:: AIM OF THE TASK ::
Would you return all of this data exactly, leaving nothing out?

:: EXCERPTED RECORDS ::
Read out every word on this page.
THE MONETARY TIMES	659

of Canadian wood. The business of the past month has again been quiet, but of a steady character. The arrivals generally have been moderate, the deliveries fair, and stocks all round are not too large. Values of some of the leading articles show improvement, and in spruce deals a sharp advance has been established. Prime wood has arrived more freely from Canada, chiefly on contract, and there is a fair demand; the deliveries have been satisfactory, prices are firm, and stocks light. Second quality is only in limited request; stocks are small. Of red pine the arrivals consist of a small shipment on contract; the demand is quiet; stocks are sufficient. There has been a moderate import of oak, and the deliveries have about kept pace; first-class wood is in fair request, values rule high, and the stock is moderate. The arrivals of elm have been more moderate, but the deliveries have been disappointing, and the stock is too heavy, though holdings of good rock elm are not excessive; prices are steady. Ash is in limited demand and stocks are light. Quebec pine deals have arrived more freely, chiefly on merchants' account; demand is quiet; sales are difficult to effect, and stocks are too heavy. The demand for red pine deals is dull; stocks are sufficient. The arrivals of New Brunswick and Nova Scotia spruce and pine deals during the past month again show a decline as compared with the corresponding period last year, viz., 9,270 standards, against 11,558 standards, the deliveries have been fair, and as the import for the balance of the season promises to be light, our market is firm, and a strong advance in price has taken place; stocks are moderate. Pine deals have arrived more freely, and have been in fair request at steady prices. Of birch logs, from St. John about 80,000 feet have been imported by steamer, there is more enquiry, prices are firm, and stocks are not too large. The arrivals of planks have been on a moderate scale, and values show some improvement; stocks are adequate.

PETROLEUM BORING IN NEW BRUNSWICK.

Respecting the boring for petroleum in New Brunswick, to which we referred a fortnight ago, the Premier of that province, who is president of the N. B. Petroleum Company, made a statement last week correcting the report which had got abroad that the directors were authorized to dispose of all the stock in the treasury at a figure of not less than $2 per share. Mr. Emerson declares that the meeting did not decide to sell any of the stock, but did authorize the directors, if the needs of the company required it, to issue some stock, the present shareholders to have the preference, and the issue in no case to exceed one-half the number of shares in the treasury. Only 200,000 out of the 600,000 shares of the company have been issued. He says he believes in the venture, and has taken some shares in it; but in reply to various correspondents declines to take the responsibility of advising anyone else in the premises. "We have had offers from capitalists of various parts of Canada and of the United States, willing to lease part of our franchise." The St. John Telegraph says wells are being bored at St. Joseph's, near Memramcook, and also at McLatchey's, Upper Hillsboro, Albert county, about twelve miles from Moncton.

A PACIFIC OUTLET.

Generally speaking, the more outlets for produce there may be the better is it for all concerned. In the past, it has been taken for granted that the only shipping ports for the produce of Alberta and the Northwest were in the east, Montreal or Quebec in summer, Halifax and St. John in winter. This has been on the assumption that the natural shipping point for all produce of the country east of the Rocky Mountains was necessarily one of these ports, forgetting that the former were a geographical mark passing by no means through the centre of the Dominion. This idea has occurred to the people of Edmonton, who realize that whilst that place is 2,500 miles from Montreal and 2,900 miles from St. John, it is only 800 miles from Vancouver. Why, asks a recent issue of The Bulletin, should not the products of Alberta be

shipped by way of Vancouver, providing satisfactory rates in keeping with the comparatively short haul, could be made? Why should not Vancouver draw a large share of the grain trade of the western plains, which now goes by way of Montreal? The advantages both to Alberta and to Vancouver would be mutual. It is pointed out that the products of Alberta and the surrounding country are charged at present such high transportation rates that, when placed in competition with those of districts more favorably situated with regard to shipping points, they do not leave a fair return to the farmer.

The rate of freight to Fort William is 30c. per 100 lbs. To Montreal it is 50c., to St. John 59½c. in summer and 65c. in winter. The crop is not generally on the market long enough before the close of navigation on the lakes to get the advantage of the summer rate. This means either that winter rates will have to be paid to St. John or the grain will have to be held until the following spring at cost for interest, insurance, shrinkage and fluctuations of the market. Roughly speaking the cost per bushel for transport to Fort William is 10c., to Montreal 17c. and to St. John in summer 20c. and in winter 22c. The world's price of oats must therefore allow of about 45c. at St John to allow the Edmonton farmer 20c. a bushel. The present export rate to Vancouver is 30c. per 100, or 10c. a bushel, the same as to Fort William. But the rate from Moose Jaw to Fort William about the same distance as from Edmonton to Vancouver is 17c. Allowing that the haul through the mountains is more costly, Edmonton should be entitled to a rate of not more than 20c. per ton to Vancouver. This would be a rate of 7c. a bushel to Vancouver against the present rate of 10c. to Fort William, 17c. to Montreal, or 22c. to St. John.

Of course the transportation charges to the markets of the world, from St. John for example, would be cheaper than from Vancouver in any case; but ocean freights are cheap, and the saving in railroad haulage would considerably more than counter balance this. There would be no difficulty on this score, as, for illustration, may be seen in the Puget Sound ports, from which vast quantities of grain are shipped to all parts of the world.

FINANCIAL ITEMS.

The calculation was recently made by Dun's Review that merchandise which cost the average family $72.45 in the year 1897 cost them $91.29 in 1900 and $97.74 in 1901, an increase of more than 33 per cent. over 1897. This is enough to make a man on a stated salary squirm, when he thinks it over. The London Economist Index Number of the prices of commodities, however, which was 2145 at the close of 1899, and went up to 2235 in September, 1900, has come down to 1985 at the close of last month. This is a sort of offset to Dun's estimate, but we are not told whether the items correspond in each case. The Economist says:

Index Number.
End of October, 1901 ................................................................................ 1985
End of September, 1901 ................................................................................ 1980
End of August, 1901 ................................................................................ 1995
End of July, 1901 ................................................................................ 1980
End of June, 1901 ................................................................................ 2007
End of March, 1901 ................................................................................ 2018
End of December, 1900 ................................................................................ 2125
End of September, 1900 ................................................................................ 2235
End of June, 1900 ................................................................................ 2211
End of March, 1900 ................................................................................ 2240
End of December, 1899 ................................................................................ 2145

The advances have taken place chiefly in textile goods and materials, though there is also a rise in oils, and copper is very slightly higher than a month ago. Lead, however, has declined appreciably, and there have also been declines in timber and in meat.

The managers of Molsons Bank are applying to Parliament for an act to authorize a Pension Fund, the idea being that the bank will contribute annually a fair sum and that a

:: WRITTEN SOLUTION ::
Read out every word on this page.
THE MONETARY TIMES	659

of Canadian wood. The business of the past month has again been quiet, but of a steady character. The arrivals generally have been moderate, the deliveries fair, and stocks all round are not too large. Values of some of the leading articles show improvement, and in spruce deals a sharp advance has been established. Prime wood has arrived more freely from Canada, chiefly on contract, and there is a fair demand; the deliveries have been satisfactory, prices are firm, and stocks light. Second quality is only in limited request; stocks are small. Of red pine the arrivals consist of a small shipment on contract; the demand is quiet; stocks are sufficient. There has been a moderate import of oak, and the deliveries have about kept pace; first-class wood is in fair request, values rule high, and the stock is moderate. The arrivals of elm have been more moderate, but the deliveries have been disappointing, and the stock is too heavy, though holdings of good rock elm are not excessive; prices are steady. Ash is in limited demand and stocks are light. Quebec pine deals have arrived more freely, chiefly on merchants' account; demand is quiet; sales are difficult to effect, and stocks are too heavy. The demand for red pine deals is dull; stocks are sufficient. The arrivals of New Brunswick and Nova Scotia spruce and pine deals during the past month again show a decline as compared with the corresponding period last year, viz., 9,270 standards, against 11,558 standards, the deliveries have been fair, and as the import for the balance of the season promises to be light, our market is firm, and a strong advance in price has taken place; stocks are moderate. Pine deals have arrived more freely, and have been in fair request at steady prices. Of birch logs, from St. John about 80,000 feet have been imported by steamer, there is more enquiry, prices are firm, and stocks are not too large. The arrivals of planks have been on a moderate scale, and values show some improvement; stocks are adequate.

PETROLEUM BORING IN NEW BRUNSWICK.

Respecting the boring for petroleum in New Brunswick, to which we referred a fortnight ago, the Premier of that province, who is president of the N. B. Petroleum Company, made a statement last week correcting the report which had got abroad that the directors were authorized to dispose of all the stock in the treasury at a figure of not less than $2 per share. Mr. Emerson declares that the meeting did not decide to sell any of the stock, but did authorize the directors, if the needs of the company required it, to issue some stock, the present shareholders to have the preference, and the issue in no case to exceed one-half the number of shares in the treasury. Only 200,000 out of the 600,000 shares of the company have been issued. He says he believes in the venture, and has taken some shares in it; but in reply to various correspondents declines to take the responsibility of advising anyone else in the premises. "We have had offers from capitalists of various parts of Canada and of the United States, willing to lease part of our franchise." The St. John Telegraph says wells are being bored at St. Joseph's, near Memramcook, and also at McLatchey's, Upper Hillsboro, Albert county, about twelve miles from Moncton.

A PACIFIC OUTLET.

Generally speaking, the more outlets for produce there may be the better is it for all concerned. In the past, it has been taken for granted that the only shipping ports for the produce of Alberta and the Northwest were in the east, Montreal or Quebec in summer, Halifax and St. John in winter. This has been on the assumption that the natural shipping point for all produce of the country east of the Rocky Mountains was necessarily one of these ports, forgetting that the former were a geographical mark passing by no means through the centre of the Dominion. This idea has occurred to the people of Edmonton, who realize that whilst that place is 2,500 miles from Montreal and 2,900 miles from St. John, it is only 800 miles from Vancouver. Why, asks a recent issue of The Bulletin, should not the products of Alberta be

shipped by way of Vancouver, providing satisfactory rates in keeping with the comparatively short haul, could be made? Why should not Vancouver draw a large share of the grain trade of the western plains, which now goes by way of Montreal? The advantages both to Alberta and to Vancouver would be mutual. It is pointed out that the products of Alberta and the surrounding country are charged at present such high transportation rates that, when placed in competition with those of districts more favorably situated with regard to shipping points, they do not leave a fair return to the farmer.

The rate of freight to Fort William is 30c. per 100 lbs. To Montreal it is 50c., to St. John 59½c. in summer and 65c. in winter. The crop is not generally on the market long enough before the close of navigation on the lakes to get the advantage of the summer rate. This means either that winter rates will have to be paid to St. John or the grain will have to be held until the following spring at cost for interest, insurance, shrinkage and fluctuations of the market. Roughly speaking the cost per bushel for transport to Fort William is 10c., to Montreal 17c. and to St. John in summer 20c. and in winter 22c. The world's price of oats must therefore allow of about 45c. at St John to allow the Edmonton farmer 20c. a bushel. The present export rate to Vancouver is 30c. per 100, or 10c. a bushel, the same as to Fort William. But the rate from Moose Jaw to Fort William about the same distance as from Edmonton to Vancouver is 17c. Allowing that the haul through the mountains is more costly, Edmonton should be entitled to a rate of not more than 20c. per ton to Vancouver. This would be a rate of 7c. a bushel to Vancouver against the present rate of 10c. to Fort William, 17c. to Montreal, or 22c. to St. John.

Of course the transportation charges to the markets of the world, from St. John for example, would be cheaper than from Vancouver in any case; but ocean freights are cheap, and the saving in railroad haulage would considerably more than counter balance this. There would be no difficulty on this score, as, for illustration, may be seen in the Puget Sound ports, from which vast quantities of grain are shipped to all parts of the world.

FINANCIAL ITEMS.

The calculation was recently made by Dun's Review that merchandise which cost the average family $72.45 in the year 1897 cost them $91.29 in 1900 and $97.74 in 1901, an increase of more than 33 per cent. over 1897. This is enough to make a man on a stated salary squirm, when he thinks it over. The London Economist Index Number of the prices of commodities, however, which was 2145 at the close of 1899, and went up to 2235 in September, 1900, has come down to 1985 at the close of last month. This is a sort of offset to Dun's estimate, but we are not told whether the items correspond in each case. The Economist says:

Index Number.
End of October, 1901 ................................................................................ 1985
End of September, 1901 ................................................................................ 1980
End of August, 1901 ................................................................................ 1995
End of July, 1901 ................................................................................ 1980
End of June, 1901 ................................................................................ 2007
End of March, 1901 ................................................................................ 2018
End of December, 1900 ................................................................................ 2125
End of September, 1900 ................................................................................ 2235
End of June, 1900 ................................................................................ 2211
End of March, 1900 ................................................................................ 2240
End of December, 1899 ................................................................................ 2145

The advances have taken place chiefly in textile goods and materials, though there is also a rise in oils, and copper is very slightly higher than a month ago. Lead, however, has declined appreciably, and there have also been declines in timber and in meat.

The managers of Molsons Bank are applying to Parliament for an act to authorize a Pension Fund, the idea being that the bank will contribute annually a fair sum and that a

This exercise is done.